» **GIVEN TASK**
Tally every line of the material that includes "некоторых", then give the tally and nothing else.

===== MATERIAL SUPPLIED

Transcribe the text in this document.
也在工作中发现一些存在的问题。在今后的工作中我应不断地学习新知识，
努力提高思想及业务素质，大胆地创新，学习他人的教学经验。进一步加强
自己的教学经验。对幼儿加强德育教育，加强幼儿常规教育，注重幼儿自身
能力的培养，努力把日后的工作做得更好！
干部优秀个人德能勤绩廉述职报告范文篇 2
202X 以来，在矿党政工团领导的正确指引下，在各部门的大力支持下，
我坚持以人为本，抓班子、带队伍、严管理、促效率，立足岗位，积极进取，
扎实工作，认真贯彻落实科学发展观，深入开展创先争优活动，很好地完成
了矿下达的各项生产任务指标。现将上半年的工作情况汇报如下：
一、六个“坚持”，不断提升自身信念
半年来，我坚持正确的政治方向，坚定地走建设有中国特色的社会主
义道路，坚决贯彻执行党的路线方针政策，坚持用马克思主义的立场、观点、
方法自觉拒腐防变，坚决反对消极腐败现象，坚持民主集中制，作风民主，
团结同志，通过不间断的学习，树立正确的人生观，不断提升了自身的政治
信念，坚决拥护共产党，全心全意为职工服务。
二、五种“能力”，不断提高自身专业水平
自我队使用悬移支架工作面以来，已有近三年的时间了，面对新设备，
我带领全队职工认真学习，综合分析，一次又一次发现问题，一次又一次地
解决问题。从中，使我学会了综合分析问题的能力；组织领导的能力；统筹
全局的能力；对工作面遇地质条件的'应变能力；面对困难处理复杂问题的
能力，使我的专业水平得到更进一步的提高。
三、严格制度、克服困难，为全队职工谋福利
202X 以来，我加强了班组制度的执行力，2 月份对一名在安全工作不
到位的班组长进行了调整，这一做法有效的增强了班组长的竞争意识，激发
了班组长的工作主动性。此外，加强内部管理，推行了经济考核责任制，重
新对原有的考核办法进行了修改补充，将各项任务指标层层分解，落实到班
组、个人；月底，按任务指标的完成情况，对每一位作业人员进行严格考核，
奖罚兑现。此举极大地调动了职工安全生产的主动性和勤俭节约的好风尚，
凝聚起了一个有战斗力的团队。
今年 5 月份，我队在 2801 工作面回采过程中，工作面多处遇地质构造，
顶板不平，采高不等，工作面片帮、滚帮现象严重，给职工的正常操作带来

==========
===== MATERIAL SUPPLIED

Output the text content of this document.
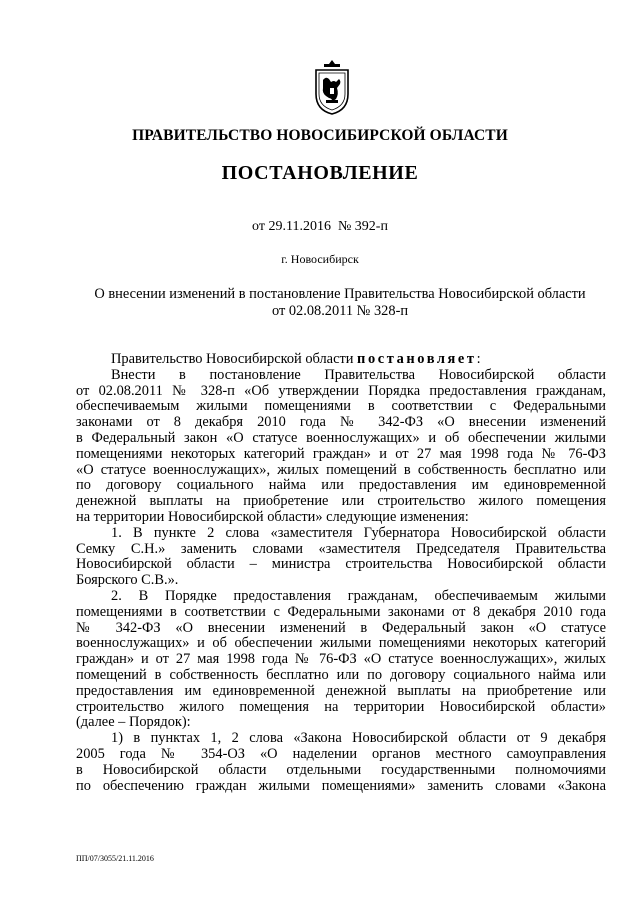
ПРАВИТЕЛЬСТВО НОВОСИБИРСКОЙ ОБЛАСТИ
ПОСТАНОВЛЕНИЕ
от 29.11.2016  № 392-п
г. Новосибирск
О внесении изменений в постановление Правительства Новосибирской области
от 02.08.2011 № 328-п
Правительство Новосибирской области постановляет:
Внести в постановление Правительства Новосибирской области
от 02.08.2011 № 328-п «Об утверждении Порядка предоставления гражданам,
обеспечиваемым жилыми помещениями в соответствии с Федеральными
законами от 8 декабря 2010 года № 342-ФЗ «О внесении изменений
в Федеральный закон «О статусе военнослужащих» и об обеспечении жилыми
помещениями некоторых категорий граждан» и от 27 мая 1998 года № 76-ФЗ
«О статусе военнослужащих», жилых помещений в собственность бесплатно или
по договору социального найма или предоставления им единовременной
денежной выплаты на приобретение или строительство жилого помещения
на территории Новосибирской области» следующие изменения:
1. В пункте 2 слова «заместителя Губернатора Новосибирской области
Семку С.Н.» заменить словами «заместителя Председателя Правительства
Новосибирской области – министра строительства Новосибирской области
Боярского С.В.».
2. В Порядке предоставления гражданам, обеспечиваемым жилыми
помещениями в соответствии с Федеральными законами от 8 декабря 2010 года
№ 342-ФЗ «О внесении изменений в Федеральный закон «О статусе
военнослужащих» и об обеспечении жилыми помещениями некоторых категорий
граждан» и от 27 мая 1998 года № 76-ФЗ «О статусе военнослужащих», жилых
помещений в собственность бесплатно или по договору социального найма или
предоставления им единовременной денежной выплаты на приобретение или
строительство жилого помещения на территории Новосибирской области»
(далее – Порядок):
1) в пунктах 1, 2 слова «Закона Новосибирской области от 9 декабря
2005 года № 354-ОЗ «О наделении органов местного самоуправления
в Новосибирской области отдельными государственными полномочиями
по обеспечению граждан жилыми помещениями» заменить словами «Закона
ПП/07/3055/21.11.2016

==========

» **ANSWER TO THE PROBLEM**
2